Repeat each line of the material below exactly as it appears, minus any pictures.

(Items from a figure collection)
▬▬▬
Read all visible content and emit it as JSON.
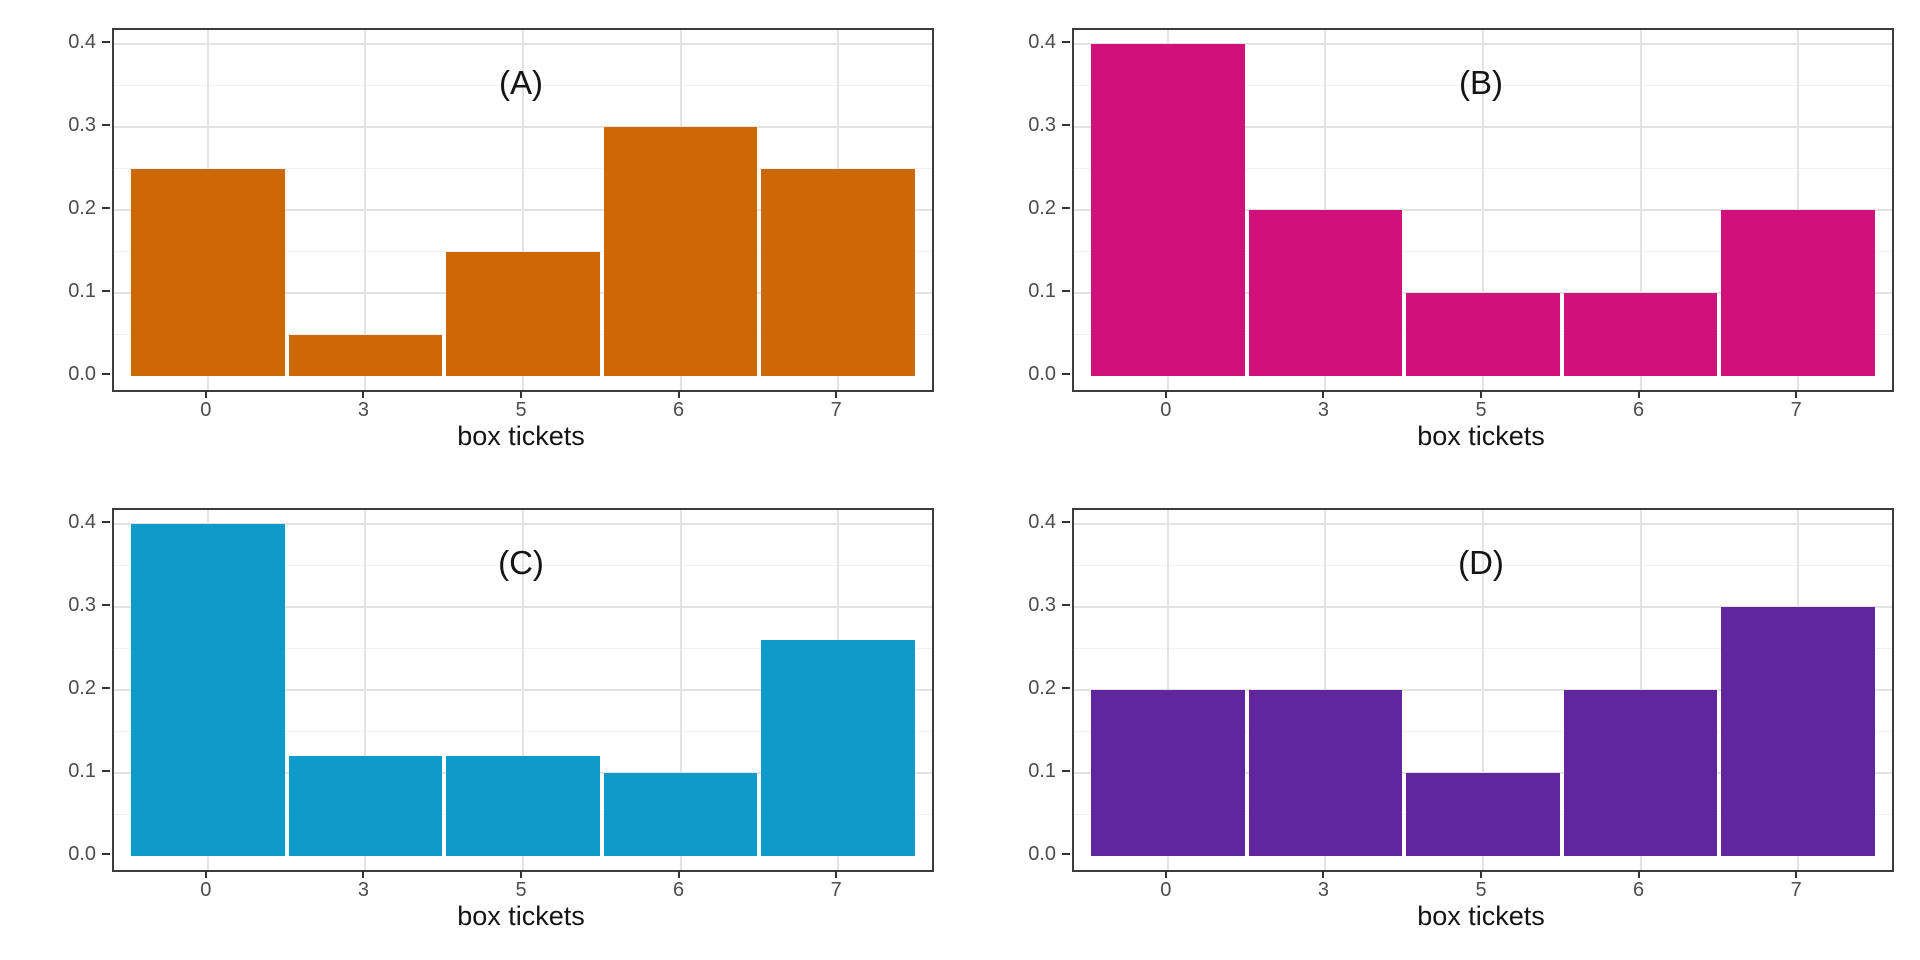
{
  "chart_data": [
    {
      "type": "bar",
      "panel": "A",
      "title": "(A)",
      "categories": [
        "0",
        "3",
        "5",
        "6",
        "7"
      ],
      "values": [
        0.25,
        0.05,
        0.15,
        0.3,
        0.25
      ],
      "xlabel": "box tickets",
      "ylabel": "",
      "ylim": [
        0,
        0.4
      ],
      "yticks": [
        "0.0",
        "0.1",
        "0.2",
        "0.3",
        "0.4"
      ],
      "bar_color": "#cc6805",
      "grid": true,
      "legend": false
    },
    {
      "type": "bar",
      "panel": "B",
      "title": "(B)",
      "categories": [
        "0",
        "3",
        "5",
        "6",
        "7"
      ],
      "values": [
        0.4,
        0.2,
        0.1,
        0.1,
        0.2
      ],
      "xlabel": "box tickets",
      "ylabel": "",
      "ylim": [
        0,
        0.4
      ],
      "yticks": [
        "0.0",
        "0.1",
        "0.2",
        "0.3",
        "0.4"
      ],
      "bar_color": "#d0117c",
      "grid": true,
      "legend": false
    },
    {
      "type": "bar",
      "panel": "C",
      "title": "(C)",
      "categories": [
        "0",
        "3",
        "5",
        "6",
        "7"
      ],
      "values": [
        0.4,
        0.12,
        0.12,
        0.1,
        0.26
      ],
      "xlabel": "box tickets",
      "ylabel": "",
      "ylim": [
        0,
        0.4
      ],
      "yticks": [
        "0.0",
        "0.1",
        "0.2",
        "0.3",
        "0.4"
      ],
      "bar_color": "#0e9bcc",
      "grid": true,
      "legend": false
    },
    {
      "type": "bar",
      "panel": "D",
      "title": "(D)",
      "categories": [
        "0",
        "3",
        "5",
        "6",
        "7"
      ],
      "values": [
        0.2,
        0.2,
        0.1,
        0.2,
        0.3
      ],
      "xlabel": "box tickets",
      "ylabel": "",
      "ylim": [
        0,
        0.4
      ],
      "yticks": [
        "0.0",
        "0.1",
        "0.2",
        "0.3",
        "0.4"
      ],
      "bar_color": "#61259e",
      "grid": true,
      "legend": false
    }
  ],
  "style_colors": {
    "major_grid": "#e3e3e3",
    "minor_grid": "#f1f1f1",
    "panel_border": "#3c3c3c",
    "tick_text": "#4d4d4d",
    "title_text": "#141414"
  }
}
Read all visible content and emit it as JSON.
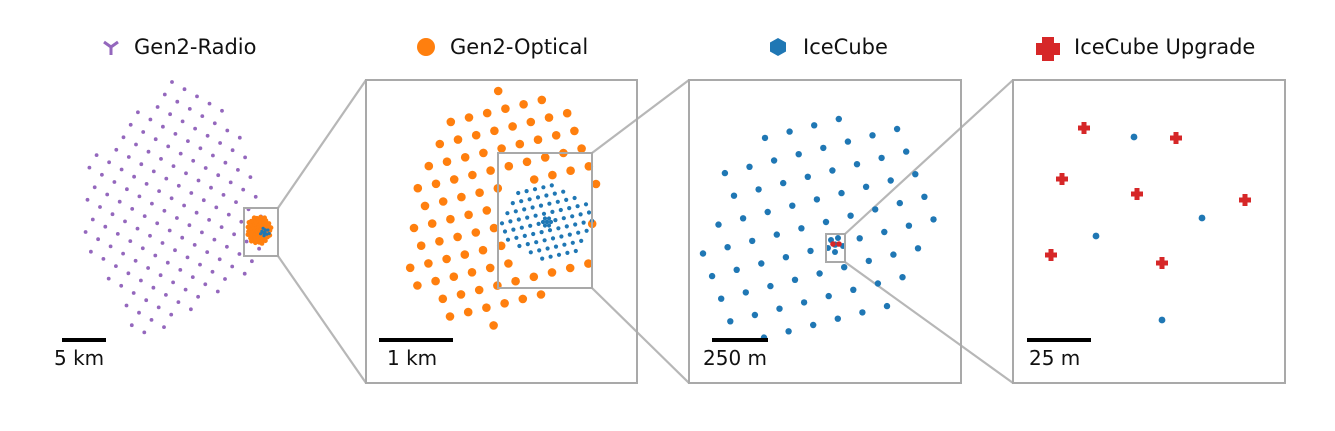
▬▬▬
▸ **Output of the task**:
Read all visible content and emit it as JSON.
{
  "chart_data": [
    {
      "type": "bar",
      "panel": "A",
      "title": "(A)",
      "categories": [
        "0",
        "3",
        "5",
        "6",
        "7"
      ],
      "values": [
        0.25,
        0.05,
        0.15,
        0.3,
        0.25
      ],
      "xlabel": "box tickets",
      "ylabel": "",
      "ylim": [
        0,
        0.4
      ],
      "yticks": [
        "0.0",
        "0.1",
        "0.2",
        "0.3",
        "0.4"
      ],
      "bar_color": "#cc6805",
      "grid": true,
      "legend": false
    },
    {
      "type": "bar",
      "panel": "B",
      "title": "(B)",
      "categories": [
        "0",
        "3",
        "5",
        "6",
        "7"
      ],
      "values": [
        0.4,
        0.2,
        0.1,
        0.1,
        0.2
      ],
      "xlabel": "box tickets",
      "ylabel": "",
      "ylim": [
        0,
        0.4
      ],
      "yticks": [
        "0.0",
        "0.1",
        "0.2",
        "0.3",
        "0.4"
      ],
      "bar_color": "#d0117c",
      "grid": true,
      "legend": false
    },
    {
      "type": "bar",
      "panel": "C",
      "title": "(C)",
      "categories": [
        "0",
        "3",
        "5",
        "6",
        "7"
      ],
      "values": [
        0.4,
        0.12,
        0.12,
        0.1,
        0.26
      ],
      "xlabel": "box tickets",
      "ylabel": "",
      "ylim": [
        0,
        0.4
      ],
      "yticks": [
        "0.0",
        "0.1",
        "0.2",
        "0.3",
        "0.4"
      ],
      "bar_color": "#0e9bcc",
      "grid": true,
      "legend": false
    },
    {
      "type": "bar",
      "panel": "D",
      "title": "(D)",
      "categories": [
        "0",
        "3",
        "5",
        "6",
        "7"
      ],
      "values": [
        0.2,
        0.2,
        0.1,
        0.2,
        0.3
      ],
      "xlabel": "box tickets",
      "ylabel": "",
      "ylim": [
        0,
        0.4
      ],
      "yticks": [
        "0.0",
        "0.1",
        "0.2",
        "0.3",
        "0.4"
      ],
      "bar_color": "#61259e",
      "grid": true,
      "legend": false
    }
  ],
  "style_colors": {
    "major_grid": "#e3e3e3",
    "minor_grid": "#f1f1f1",
    "panel_border": "#3c3c3c",
    "tick_text": "#4d4d4d",
    "title_text": "#141414"
  }
}
Read all visible content and emit it as JSON.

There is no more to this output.